▶ [Task prompt]:
The data below should be printed in full, exactly, and without any of its images.
◇ ◇ ◇ ◇ ◇ ◇ ◇
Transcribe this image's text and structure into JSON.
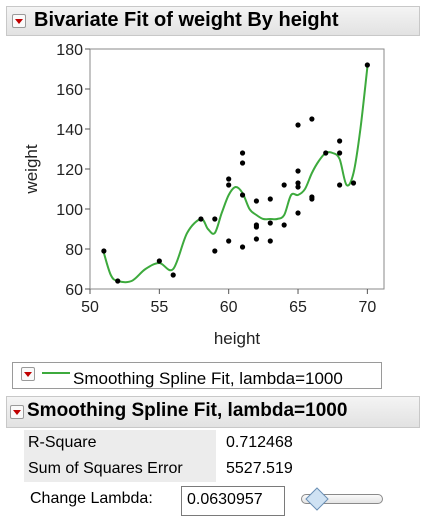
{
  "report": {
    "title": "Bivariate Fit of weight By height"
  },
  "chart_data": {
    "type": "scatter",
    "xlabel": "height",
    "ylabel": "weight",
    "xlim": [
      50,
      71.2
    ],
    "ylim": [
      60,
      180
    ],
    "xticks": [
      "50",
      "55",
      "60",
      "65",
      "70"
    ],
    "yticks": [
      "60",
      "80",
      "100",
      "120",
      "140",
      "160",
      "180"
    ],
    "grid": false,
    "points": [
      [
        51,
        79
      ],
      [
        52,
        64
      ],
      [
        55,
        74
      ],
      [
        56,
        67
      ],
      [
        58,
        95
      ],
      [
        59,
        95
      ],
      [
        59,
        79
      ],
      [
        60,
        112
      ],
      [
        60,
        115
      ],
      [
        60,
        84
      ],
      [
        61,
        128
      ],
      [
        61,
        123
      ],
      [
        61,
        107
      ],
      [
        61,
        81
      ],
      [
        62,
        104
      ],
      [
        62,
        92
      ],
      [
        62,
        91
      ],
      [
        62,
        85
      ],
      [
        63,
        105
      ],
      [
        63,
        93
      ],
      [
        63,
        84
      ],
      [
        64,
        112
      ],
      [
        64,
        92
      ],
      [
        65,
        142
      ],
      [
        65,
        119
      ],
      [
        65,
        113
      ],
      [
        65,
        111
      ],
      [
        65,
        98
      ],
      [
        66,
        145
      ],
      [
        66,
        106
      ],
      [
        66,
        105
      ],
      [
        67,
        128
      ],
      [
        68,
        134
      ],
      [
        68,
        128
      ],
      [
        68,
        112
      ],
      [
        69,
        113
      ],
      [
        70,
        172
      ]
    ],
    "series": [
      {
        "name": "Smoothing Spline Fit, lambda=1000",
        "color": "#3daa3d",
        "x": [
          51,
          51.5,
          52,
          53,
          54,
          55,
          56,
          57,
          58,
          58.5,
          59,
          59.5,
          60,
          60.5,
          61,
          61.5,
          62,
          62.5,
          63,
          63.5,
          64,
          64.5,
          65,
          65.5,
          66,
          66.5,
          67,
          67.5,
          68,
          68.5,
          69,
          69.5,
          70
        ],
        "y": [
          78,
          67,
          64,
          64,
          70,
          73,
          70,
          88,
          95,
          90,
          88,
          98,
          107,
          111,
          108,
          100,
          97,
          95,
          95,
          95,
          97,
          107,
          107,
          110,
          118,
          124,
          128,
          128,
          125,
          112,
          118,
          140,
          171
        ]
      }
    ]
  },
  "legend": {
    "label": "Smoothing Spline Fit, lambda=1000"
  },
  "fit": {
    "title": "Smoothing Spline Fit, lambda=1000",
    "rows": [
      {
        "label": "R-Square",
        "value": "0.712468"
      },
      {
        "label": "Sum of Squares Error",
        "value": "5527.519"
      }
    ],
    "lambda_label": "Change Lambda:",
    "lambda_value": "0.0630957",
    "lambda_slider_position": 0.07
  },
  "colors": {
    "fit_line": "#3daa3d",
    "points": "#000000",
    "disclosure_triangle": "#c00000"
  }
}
◇ ◇ ◇ ◇ ◇ ◇ ◇
▶ [Task solution]:
Transcribe this image's text and structure into JSON.
{
  "report": {
    "title": "Bivariate Fit of weight By height"
  },
  "chart_data": {
    "type": "scatter",
    "xlabel": "height",
    "ylabel": "weight",
    "xlim": [
      50,
      71.2
    ],
    "ylim": [
      60,
      180
    ],
    "xticks": [
      "50",
      "55",
      "60",
      "65",
      "70"
    ],
    "yticks": [
      "60",
      "80",
      "100",
      "120",
      "140",
      "160",
      "180"
    ],
    "grid": false,
    "points": [
      [
        51,
        79
      ],
      [
        52,
        64
      ],
      [
        55,
        74
      ],
      [
        56,
        67
      ],
      [
        58,
        95
      ],
      [
        59,
        95
      ],
      [
        59,
        79
      ],
      [
        60,
        112
      ],
      [
        60,
        115
      ],
      [
        60,
        84
      ],
      [
        61,
        128
      ],
      [
        61,
        123
      ],
      [
        61,
        107
      ],
      [
        61,
        81
      ],
      [
        62,
        104
      ],
      [
        62,
        92
      ],
      [
        62,
        91
      ],
      [
        62,
        85
      ],
      [
        63,
        105
      ],
      [
        63,
        93
      ],
      [
        63,
        84
      ],
      [
        64,
        112
      ],
      [
        64,
        92
      ],
      [
        65,
        142
      ],
      [
        65,
        119
      ],
      [
        65,
        113
      ],
      [
        65,
        111
      ],
      [
        65,
        98
      ],
      [
        66,
        145
      ],
      [
        66,
        106
      ],
      [
        66,
        105
      ],
      [
        67,
        128
      ],
      [
        68,
        134
      ],
      [
        68,
        128
      ],
      [
        68,
        112
      ],
      [
        69,
        113
      ],
      [
        70,
        172
      ]
    ],
    "series": [
      {
        "name": "Smoothing Spline Fit, lambda=1000",
        "color": "#3daa3d",
        "x": [
          51,
          51.5,
          52,
          53,
          54,
          55,
          56,
          57,
          58,
          58.5,
          59,
          59.5,
          60,
          60.5,
          61,
          61.5,
          62,
          62.5,
          63,
          63.5,
          64,
          64.5,
          65,
          65.5,
          66,
          66.5,
          67,
          67.5,
          68,
          68.5,
          69,
          69.5,
          70
        ],
        "y": [
          78,
          67,
          64,
          64,
          70,
          73,
          70,
          88,
          95,
          90,
          88,
          98,
          107,
          111,
          108,
          100,
          97,
          95,
          95,
          95,
          97,
          107,
          107,
          110,
          118,
          124,
          128,
          128,
          125,
          112,
          118,
          140,
          171
        ]
      }
    ]
  },
  "legend": {
    "label": "Smoothing Spline Fit, lambda=1000"
  },
  "fit": {
    "title": "Smoothing Spline Fit, lambda=1000",
    "rows": [
      {
        "label": "R-Square",
        "value": "0.712468"
      },
      {
        "label": "Sum of Squares Error",
        "value": "5527.519"
      }
    ],
    "lambda_label": "Change Lambda:",
    "lambda_value": "0.0630957",
    "lambda_slider_position": 0.07
  },
  "colors": {
    "fit_line": "#3daa3d",
    "points": "#000000",
    "disclosure_triangle": "#c00000"
  }
}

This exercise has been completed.